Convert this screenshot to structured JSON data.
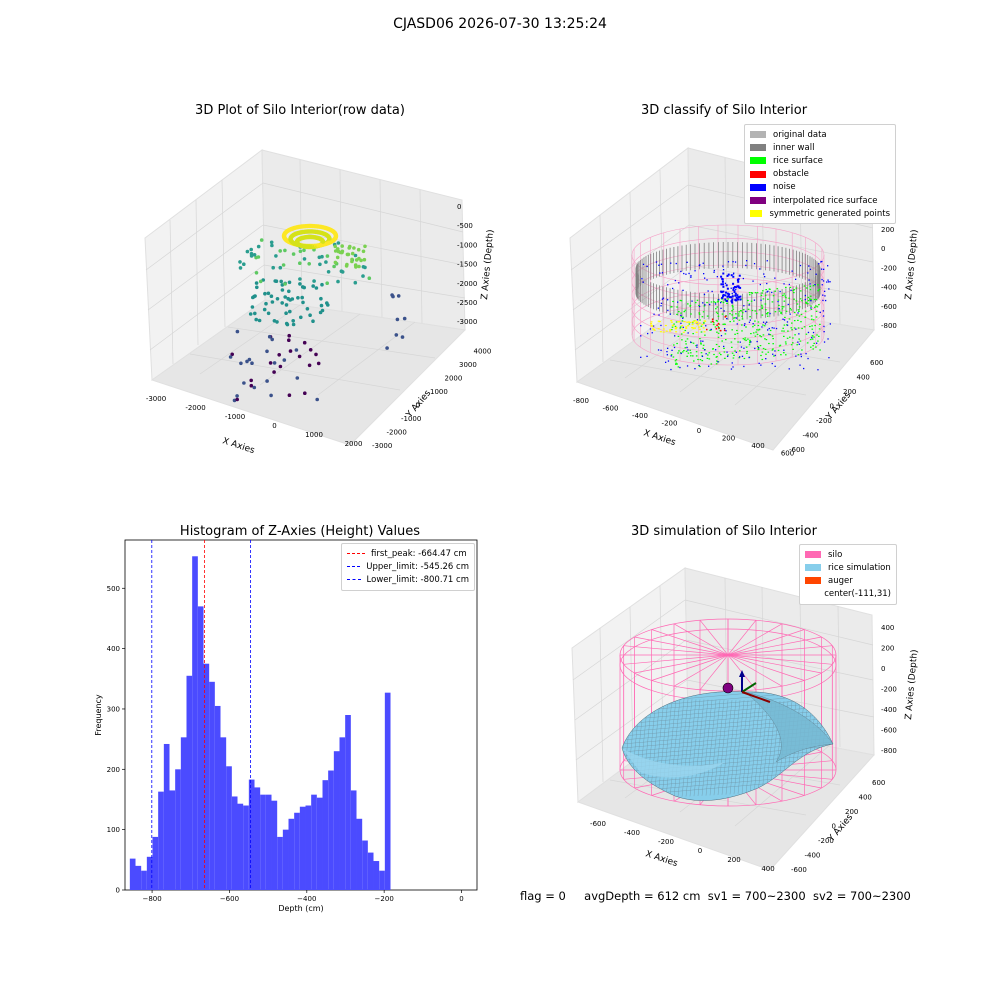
{
  "suptitle": "CJASD06 2026-07-30 13:25:24",
  "panels": {
    "raw": {
      "title": "3D Plot of Silo Interior(row data)",
      "xlabel": "X Axies",
      "ylabel": "Y Axies",
      "zlabel": "Z Axies (Depth)",
      "xticks": [
        "-3000",
        "-2000",
        "-1000",
        "0",
        "1000",
        "2000"
      ],
      "yticks": [
        "-3000",
        "-2000",
        "-1000",
        "0",
        "1000",
        "2000",
        "3000",
        "4000"
      ],
      "zticks": [
        "0",
        "-500",
        "-1000",
        "-1500",
        "-2000",
        "-2500",
        "-3000"
      ]
    },
    "classify": {
      "title": "3D classify of Silo Interior",
      "xlabel": "X Axies",
      "ylabel": "Y Axies",
      "zlabel": "Z Axies (Depth)",
      "xticks": [
        "-800",
        "-600",
        "-400",
        "-200",
        "0",
        "200",
        "400",
        "600"
      ],
      "yticks": [
        "-600",
        "-400",
        "-200",
        "0",
        "200",
        "400",
        "600"
      ],
      "zticks": [
        "200",
        "0",
        "-200",
        "-400",
        "-600",
        "-800"
      ],
      "legend": [
        {
          "label": "original data",
          "color": "#b3b3b3"
        },
        {
          "label": "inner wall",
          "color": "#808080"
        },
        {
          "label": "rice surface",
          "color": "#00ff00"
        },
        {
          "label": "obstacle",
          "color": "#ff0000"
        },
        {
          "label": "noise",
          "color": "#0000ff"
        },
        {
          "label": "interpolated rice surface",
          "color": "#800080"
        },
        {
          "label": "symmetric generated points",
          "color": "#ffff00"
        }
      ]
    },
    "histogram": {
      "title": "Histogram of Z-Axies (Height) Values",
      "legend": [
        {
          "label": "first_peak: -664.47 cm",
          "color": "#ff0000"
        },
        {
          "label": "Upper_limit: -545.26 cm",
          "color": "#0000ff"
        },
        {
          "label": "Lower_limit: -800.71 cm",
          "color": "#0000ff"
        }
      ]
    },
    "simulation": {
      "title": "3D simulation of Silo Interior",
      "xlabel": "X Axies",
      "ylabel": "Y Axies",
      "zlabel": "Z Axies (Depth)",
      "xticks": [
        "-600",
        "-400",
        "-200",
        "0",
        "200",
        "400"
      ],
      "yticks": [
        "-600",
        "-400",
        "-200",
        "0",
        "200",
        "400",
        "600"
      ],
      "zticks": [
        "400",
        "200",
        "0",
        "-200",
        "-400",
        "-600",
        "-800"
      ],
      "legend": [
        {
          "label": "silo",
          "color": "#ff69b4"
        },
        {
          "label": "rice simulation",
          "color": "#87ceeb"
        },
        {
          "label": "auger",
          "color": "#ff4500"
        },
        {
          "label": "center(-111,31)",
          "color": ""
        }
      ]
    }
  },
  "footer": {
    "flag": "flag = 0",
    "avg_depth": "avgDepth = 612 cm",
    "sv1": "sv1 = 700~2300",
    "sv2": "sv2 = 700~2300"
  },
  "chart_data": [
    {
      "type": "bar",
      "title": "Histogram of Z-Axies (Height) Values",
      "xlabel": "Depth (cm)",
      "ylabel": "Frequency",
      "xlim": [
        -870,
        40
      ],
      "ylim": [
        0,
        580
      ],
      "xticks": [
        -800,
        -600,
        -400,
        -200,
        0
      ],
      "yticks": [
        0,
        100,
        200,
        300,
        400,
        500
      ],
      "bar_color": "#4b4bff",
      "bin_width": 14.65,
      "bin_start": -857.5,
      "values": [
        52,
        40,
        32,
        55,
        88,
        163,
        242,
        165,
        200,
        253,
        355,
        553,
        470,
        375,
        345,
        305,
        253,
        205,
        155,
        143,
        140,
        183,
        170,
        158,
        158,
        148,
        88,
        100,
        118,
        128,
        138,
        140,
        158,
        153,
        182,
        198,
        230,
        253,
        290,
        165,
        118,
        82,
        62,
        48,
        32,
        327
      ],
      "vlines": [
        {
          "label": "first_peak: -664.47 cm",
          "x": -664.47,
          "color": "#ff0000"
        },
        {
          "label": "Upper_limit: -545.26 cm",
          "x": -545.26,
          "color": "#0000ff"
        },
        {
          "label": "Lower_limit: -800.71 cm",
          "x": -800.71,
          "color": "#0000ff"
        }
      ],
      "grid": false,
      "legend_position": "top-right"
    }
  ]
}
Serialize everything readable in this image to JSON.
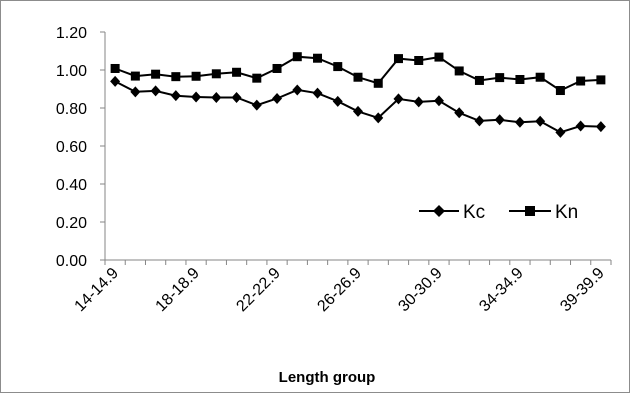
{
  "chart_data": {
    "type": "line",
    "title": "",
    "xlabel": "Length group",
    "ylabel": "",
    "ylim": [
      0,
      1.2
    ],
    "yticks": [
      "0.00",
      "0.20",
      "0.40",
      "0.60",
      "0.80",
      "1.00",
      "1.20"
    ],
    "xtick_labels": [
      "14-14.9",
      "18-18.9",
      "22-22.9",
      "26-26.9",
      "30-30.9",
      "34-34.9",
      "39-39.9"
    ],
    "xtick_indices": [
      0,
      4,
      8,
      12,
      16,
      20,
      24
    ],
    "n_points": 25,
    "grid": false,
    "legend_position": "right",
    "series": [
      {
        "name": "Kc",
        "marker": "diamond",
        "color": "#000000",
        "values": [
          0.94,
          0.885,
          0.89,
          0.865,
          0.858,
          0.855,
          0.855,
          0.815,
          0.85,
          0.895,
          0.878,
          0.835,
          0.782,
          0.748,
          0.848,
          0.832,
          0.838,
          0.775,
          0.732,
          0.738,
          0.725,
          0.73,
          0.672,
          0.705,
          0.702
        ]
      },
      {
        "name": "Kn",
        "marker": "square",
        "color": "#000000",
        "values": [
          1.008,
          0.968,
          0.978,
          0.965,
          0.967,
          0.98,
          0.988,
          0.957,
          1.008,
          1.07,
          1.062,
          1.018,
          0.962,
          0.93,
          1.06,
          1.05,
          1.068,
          0.995,
          0.945,
          0.96,
          0.95,
          0.962,
          0.892,
          0.942,
          0.948
        ]
      }
    ]
  }
}
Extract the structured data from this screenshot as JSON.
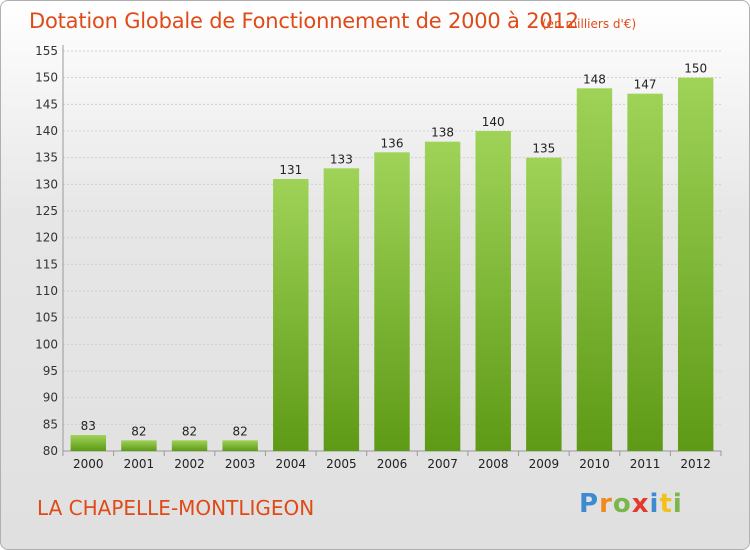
{
  "header": {
    "title": "Dotation Globale de Fonctionnement de 2000 à 2012",
    "unit": "(en milliers d'€)"
  },
  "footer": {
    "commune": "LA CHAPELLE-MONTLIGEON",
    "logo": "Proxiti"
  },
  "colors": {
    "bar_light": "#9fd358",
    "bar_dark": "#5e9a16",
    "title": "#e04a18"
  },
  "chart_data": {
    "type": "bar",
    "title": "Dotation Globale de Fonctionnement de 2000 à 2012",
    "subtitle": "(en milliers d'€)",
    "xlabel": "",
    "ylabel": "",
    "categories": [
      "2000",
      "2001",
      "2002",
      "2003",
      "2004",
      "2005",
      "2006",
      "2007",
      "2008",
      "2009",
      "2010",
      "2011",
      "2012"
    ],
    "values": [
      83,
      82,
      82,
      82,
      131,
      133,
      136,
      138,
      140,
      135,
      148,
      147,
      150
    ],
    "ylim": [
      80,
      155
    ],
    "yticks": [
      80,
      85,
      90,
      95,
      100,
      105,
      110,
      115,
      120,
      125,
      130,
      135,
      140,
      145,
      150,
      155
    ],
    "grid": true,
    "legend": "none"
  }
}
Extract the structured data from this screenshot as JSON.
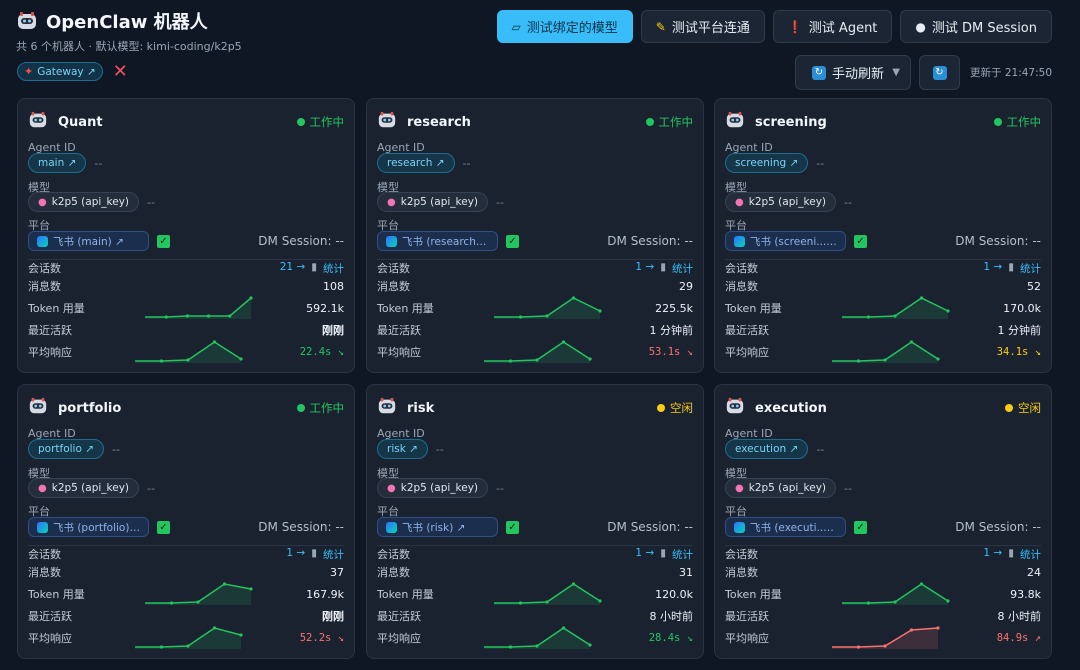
{
  "app": {
    "title": "OpenClaw 机器人",
    "subtitle": "共 6 个机器人 · 默认模型: kimi-coding/k2p5",
    "gateway_label": "Gateway ↗",
    "close_glyph": "✕"
  },
  "toolbar": {
    "test_bound_model": "测试绑定的模型",
    "test_platform": "测试平台连通",
    "test_agent": "测试 Agent",
    "test_dm": "测试 DM Session",
    "refresh_mode": "手动刷新",
    "updated": "更新于 21:47:50"
  },
  "labels": {
    "agent_id": "Agent ID",
    "model": "模型",
    "platform": "平台",
    "sessions": "会话数",
    "messages": "消息数",
    "tokens": "Token 用量",
    "last_active": "最近活跃",
    "avg_response": "平均响应",
    "stats_link": "统计",
    "dash": "--"
  },
  "colors": {
    "accent": "#38bdf8",
    "green": "#22c55e",
    "red": "#f87171",
    "yellow": "#facc15"
  },
  "agents": [
    {
      "name": "Quant",
      "status": "工作中",
      "status_kind": "working",
      "agent_id": "main ↗",
      "model": "k2p5 (api_key)",
      "platform": "飞书 (main) ↗",
      "dm": "DM Session: --",
      "sessions": "21 →",
      "messages": "108",
      "tokens": "592.1k",
      "last_active": "刚刚",
      "last_active_strong": true,
      "response": "22.4s ↘",
      "response_kind": "good",
      "token_spark": [
        0,
        0,
        0.05,
        0.05,
        0.05,
        0.95
      ],
      "resp_spark": [
        0,
        0,
        0.05,
        0.95,
        0.1
      ],
      "resp_spark_color": "#22c55e"
    },
    {
      "name": "research",
      "status": "工作中",
      "status_kind": "working",
      "agent_id": "research ↗",
      "model": "k2p5 (api_key)",
      "platform": "飞书 (research) ↗",
      "dm": "DM Session: --",
      "sessions": "1 →",
      "messages": "29",
      "tokens": "225.5k",
      "last_active": "1 分钟前",
      "last_active_strong": false,
      "response": "53.1s ↘",
      "response_kind": "bad",
      "token_spark": [
        0,
        0,
        0.05,
        0.95,
        0.3
      ],
      "resp_spark": [
        0,
        0,
        0.05,
        0.95,
        0.1
      ],
      "resp_spark_color": "#22c55e"
    },
    {
      "name": "screening",
      "status": "工作中",
      "status_kind": "working",
      "agent_id": "screening ↗",
      "model": "k2p5 (api_key)",
      "platform": "飞书 (screeni... ↗",
      "dm": "DM Session: --",
      "sessions": "1 →",
      "messages": "52",
      "tokens": "170.0k",
      "last_active": "1 分钟前",
      "last_active_strong": false,
      "response": "34.1s ↘",
      "response_kind": "mid",
      "token_spark": [
        0,
        0,
        0.05,
        0.95,
        0.3
      ],
      "resp_spark": [
        0,
        0,
        0.05,
        0.95,
        0.1
      ],
      "resp_spark_color": "#22c55e"
    },
    {
      "name": "portfolio",
      "status": "工作中",
      "status_kind": "working",
      "agent_id": "portfolio ↗",
      "model": "k2p5 (api_key)",
      "platform": "飞书 (portfolio) ↗",
      "dm": "DM Session: --",
      "sessions": "1 →",
      "messages": "37",
      "tokens": "167.9k",
      "last_active": "刚刚",
      "last_active_strong": true,
      "response": "52.2s ↘",
      "response_kind": "bad",
      "token_spark": [
        0,
        0,
        0.05,
        0.95,
        0.7
      ],
      "resp_spark": [
        0,
        0,
        0.05,
        0.95,
        0.6
      ],
      "resp_spark_color": "#22c55e"
    },
    {
      "name": "risk",
      "status": "空闲",
      "status_kind": "idle",
      "agent_id": "risk ↗",
      "model": "k2p5 (api_key)",
      "platform": "飞书 (risk) ↗",
      "dm": "DM Session: --",
      "sessions": "1 →",
      "messages": "31",
      "tokens": "120.0k",
      "last_active": "8 小时前",
      "last_active_strong": false,
      "response": "28.4s ↘",
      "response_kind": "good",
      "token_spark": [
        0,
        0,
        0.05,
        0.95,
        0.1
      ],
      "resp_spark": [
        0,
        0,
        0.05,
        0.95,
        0.1
      ],
      "resp_spark_color": "#22c55e"
    },
    {
      "name": "execution",
      "status": "空闲",
      "status_kind": "idle",
      "agent_id": "execution ↗",
      "model": "k2p5 (api_key)",
      "platform": "飞书 (executi... ↗",
      "dm": "DM Session: --",
      "sessions": "1 →",
      "messages": "24",
      "tokens": "93.8k",
      "last_active": "8 小时前",
      "last_active_strong": false,
      "response": "84.9s ↗",
      "response_kind": "bad",
      "token_spark": [
        0,
        0,
        0.05,
        0.95,
        0.1
      ],
      "resp_spark": [
        0,
        0,
        0.05,
        0.85,
        0.95
      ],
      "resp_spark_color": "#f87171"
    }
  ]
}
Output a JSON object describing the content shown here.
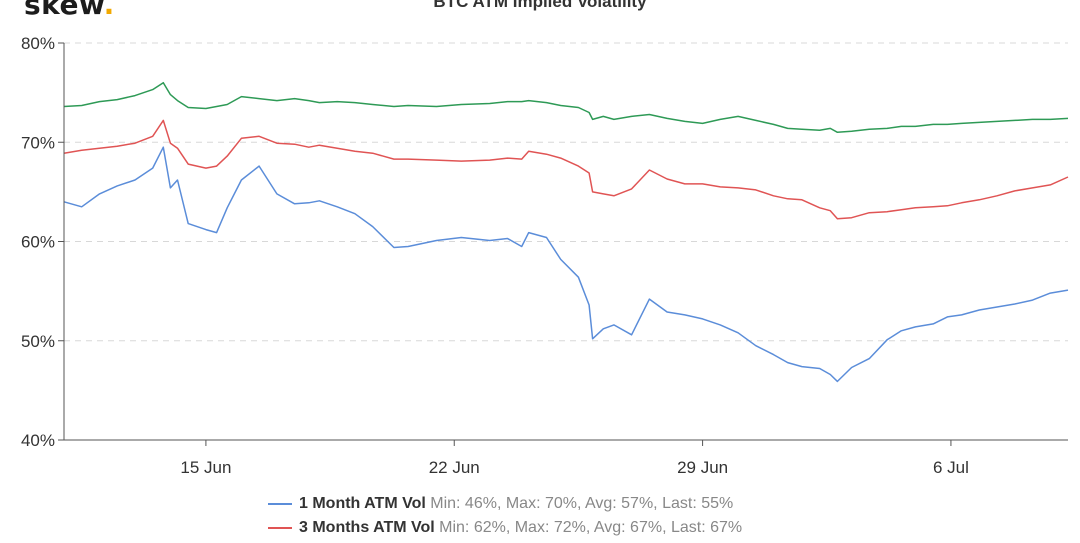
{
  "header": {
    "logo_text": "skew",
    "logo_dot": ".",
    "title": "BTC ATM Implied Volatility"
  },
  "chart_data": {
    "type": "line",
    "title": "BTC ATM Implied Volatility",
    "xlabel": "",
    "ylabel": "",
    "y_ticks": [
      "40%",
      "50%",
      "60%",
      "70%",
      "80%"
    ],
    "ylim": [
      40,
      80
    ],
    "x_unit": "days since 11 Jun",
    "xlim": [
      0,
      28.3
    ],
    "x_ticks": [
      {
        "label": "15 Jun",
        "x": 4
      },
      {
        "label": "22 Jun",
        "x": 11
      },
      {
        "label": "29 Jun",
        "x": 18
      },
      {
        "label": "6 Jul",
        "x": 25
      }
    ],
    "grid": "horizontal dashed",
    "legend_position": "bottom",
    "series": [
      {
        "name": "1 Month ATM Vol",
        "stats": "Min: 46%, Max: 70%, Avg: 57%, Last: 55%",
        "color": "#5b8dd9",
        "x": [
          0,
          0.5,
          1,
          1.5,
          2,
          2.5,
          2.8,
          3,
          3.2,
          3.5,
          4,
          4.3,
          4.6,
          5,
          5.5,
          6,
          6.5,
          6.9,
          7.2,
          7.7,
          8.2,
          8.7,
          9.3,
          9.7,
          10.5,
          11.2,
          12,
          12.5,
          12.9,
          13.1,
          13.6,
          14,
          14.5,
          14.8,
          14.9,
          15.2,
          15.5,
          16,
          16.5,
          17,
          17.5,
          18,
          18.5,
          19,
          19.5,
          20,
          20.4,
          20.8,
          21.3,
          21.6,
          21.8,
          22.2,
          22.7,
          23.2,
          23.6,
          24,
          24.5,
          24.9,
          25.3,
          25.8,
          26.3,
          26.8,
          27.3,
          27.8,
          28.3
        ],
        "y": [
          64,
          63.5,
          64.8,
          65.6,
          66.2,
          67.4,
          69.5,
          65.4,
          66.2,
          61.8,
          61.2,
          60.9,
          63.4,
          66.2,
          67.6,
          64.8,
          63.8,
          63.9,
          64.1,
          63.5,
          62.8,
          61.5,
          59.4,
          59.5,
          60.1,
          60.4,
          60.1,
          60.3,
          59.5,
          60.9,
          60.4,
          58.2,
          56.4,
          53.6,
          50.2,
          51.2,
          51.6,
          50.6,
          54.2,
          52.9,
          52.6,
          52.2,
          51.6,
          50.8,
          49.5,
          48.6,
          47.8,
          47.4,
          47.2,
          46.6,
          45.9,
          47.3,
          48.2,
          50.1,
          51.0,
          51.4,
          51.7,
          52.4,
          52.6,
          53.1,
          53.4,
          53.7,
          54.1,
          54.8,
          55.1
        ]
      },
      {
        "name": "3 Months ATM Vol",
        "stats": "Min: 62%, Max: 72%, Avg: 67%, Last: 67%",
        "color": "#e05454",
        "x": [
          0,
          0.5,
          1,
          1.5,
          2,
          2.5,
          2.8,
          3,
          3.2,
          3.5,
          4,
          4.3,
          4.6,
          5,
          5.5,
          6,
          6.5,
          6.9,
          7.2,
          7.7,
          8.2,
          8.7,
          9.3,
          9.7,
          10.5,
          11.2,
          12,
          12.5,
          12.9,
          13.1,
          13.6,
          14,
          14.5,
          14.8,
          14.9,
          15.2,
          15.5,
          16,
          16.5,
          17,
          17.5,
          18,
          18.5,
          19,
          19.5,
          20,
          20.4,
          20.8,
          21.3,
          21.6,
          21.8,
          22.2,
          22.7,
          23.2,
          23.6,
          24,
          24.5,
          24.9,
          25.3,
          25.8,
          26.3,
          26.8,
          27.3,
          27.8,
          28.3
        ],
        "y": [
          68.9,
          69.2,
          69.4,
          69.6,
          69.9,
          70.6,
          72.2,
          69.9,
          69.4,
          67.8,
          67.4,
          67.6,
          68.6,
          70.4,
          70.6,
          69.9,
          69.8,
          69.5,
          69.7,
          69.4,
          69.1,
          68.9,
          68.3,
          68.3,
          68.2,
          68.1,
          68.2,
          68.4,
          68.3,
          69.1,
          68.8,
          68.4,
          67.6,
          66.9,
          65.0,
          64.8,
          64.6,
          65.3,
          67.2,
          66.3,
          65.8,
          65.8,
          65.5,
          65.4,
          65.2,
          64.6,
          64.3,
          64.2,
          63.4,
          63.1,
          62.3,
          62.4,
          62.9,
          63.0,
          63.2,
          63.4,
          63.5,
          63.6,
          63.9,
          64.2,
          64.6,
          65.1,
          65.4,
          65.7,
          66.5
        ]
      },
      {
        "name": "",
        "stats": "",
        "color": "#2e9a56",
        "x": [
          0,
          0.5,
          1,
          1.5,
          2,
          2.5,
          2.8,
          3,
          3.2,
          3.5,
          4,
          4.3,
          4.6,
          5,
          5.5,
          6,
          6.5,
          6.9,
          7.2,
          7.7,
          8.2,
          8.7,
          9.3,
          9.7,
          10.5,
          11.2,
          12,
          12.5,
          12.9,
          13.1,
          13.6,
          14,
          14.5,
          14.8,
          14.9,
          15.2,
          15.5,
          16,
          16.5,
          17,
          17.5,
          18,
          18.5,
          19,
          19.5,
          20,
          20.4,
          20.8,
          21.3,
          21.6,
          21.8,
          22.2,
          22.7,
          23.2,
          23.6,
          24,
          24.5,
          24.9,
          25.3,
          25.8,
          26.3,
          26.8,
          27.3,
          27.8,
          28.3
        ],
        "y": [
          73.6,
          73.7,
          74.1,
          74.3,
          74.7,
          75.3,
          76.0,
          74.8,
          74.2,
          73.5,
          73.4,
          73.6,
          73.8,
          74.6,
          74.4,
          74.2,
          74.4,
          74.2,
          74.0,
          74.1,
          74.0,
          73.8,
          73.6,
          73.7,
          73.6,
          73.8,
          73.9,
          74.1,
          74.1,
          74.2,
          74.0,
          73.7,
          73.5,
          73.0,
          72.3,
          72.6,
          72.3,
          72.6,
          72.8,
          72.4,
          72.1,
          71.9,
          72.3,
          72.6,
          72.2,
          71.8,
          71.4,
          71.3,
          71.2,
          71.4,
          71.0,
          71.1,
          71.3,
          71.4,
          71.6,
          71.6,
          71.8,
          71.8,
          71.9,
          72.0,
          72.1,
          72.2,
          72.3,
          72.3,
          72.4
        ]
      }
    ]
  }
}
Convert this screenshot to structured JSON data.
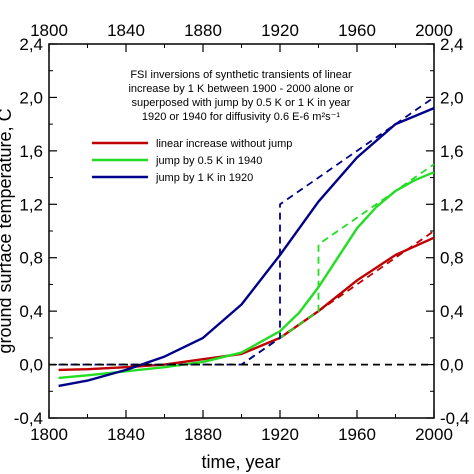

---------------

Filter the listing above by the word "Interior"; copy each line that passes.

      "title": "3D Plot of Silo Interior(row data)",
      "title": "3D classify of Silo Interior",
      "title": "3D simulation of Silo Interior",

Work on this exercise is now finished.